──────── Record list ────────

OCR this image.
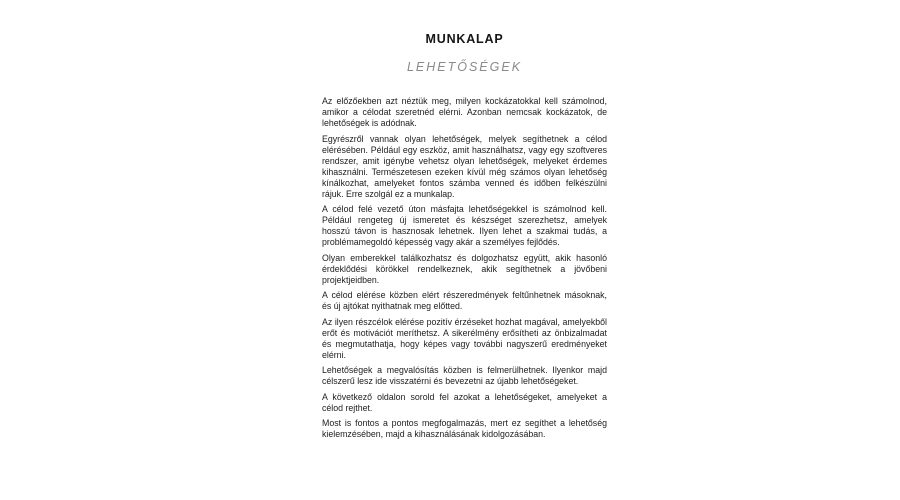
MUNKALAP
LEHETŐSÉGEK

Az előzőekben azt néztük meg, milyen kockázatokkal kell számolnod, amikor a célodat szeretnéd elérni. Azonban nemcsak kockázatok, de lehetőségek is adódnak.

Egyrészről vannak olyan lehetőségek, melyek segíthetnek a célod elérésében. Például egy eszköz, amit használhatsz, vagy egy szoftveres rendszer, amit igénybe vehetsz olyan lehetőségek, melyeket érdemes kihasználni. Természetesen ezeken kívül még számos olyan lehetőség kínálkozhat, amelyeket fontos számba venned és időben felkészülni rájuk. Erre szolgál ez a munkalap.

A célod felé vezető úton másfajta lehetőségekkel is számolnod kell. Például rengeteg új ismeretet és készséget szerezhetsz, amelyek hosszú távon is hasznosak lehetnek. Ilyen lehet a szakmai tudás, a problémamegoldó képesség vagy akár a személyes fejlődés.

Olyan emberekkel találkozhatsz és dolgozhatsz együtt, akik hasonló érdeklődési körökkel rendelkeznek, akik segíthetnek a jövőbeni projektjeidben.

A célod elérése közben elért részeredmények feltűnhetnek másoknak, és új ajtókat nyithatnak meg előtted.

Az ilyen részcélok elérése pozitív érzéseket hozhat magával, amelyekből erőt és motivációt meríthetsz. A sikerélmény erősítheti az önbizalmadat és megmutathatja, hogy képes vagy további nagyszerű eredményeket elérni.

Lehetőségek a megvalósítás közben is felmerülhetnek. Ilyenkor majd célszerű lesz ide visszatérni és bevezetni az újabb lehetőségeket.

A következő oldalon sorold fel azokat a lehetőségeket, amelyeket a célod rejthet.

Most is fontos a pontos megfogalmazás, mert ez segíthet a lehetőség kielemzésében, majd a kihasználásának kidolgozásában.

────────

* _What needs to be done_
Which lines contain "fontos"? Copy each of them.

* _Written response_
Egyrészről vannak olyan lehetőségek, melyek segíthetnek a célod elérésében. Például egy eszköz, amit használhatsz, vagy egy szoftveres rendszer, amit igénybe vehetsz olyan lehetőségek, melyeket érdemes kihasználni. Természetesen ezeken kívül még számos olyan lehetőség kínálkozhat, amelyeket fontos számba venned és időben felkészülni rájuk. Erre szolgál ez a munkalap.
Most is fontos a pontos megfogalmazás, mert ez segíthet a lehetőség kielemzésében, majd a kihasználásának kidolgozásában.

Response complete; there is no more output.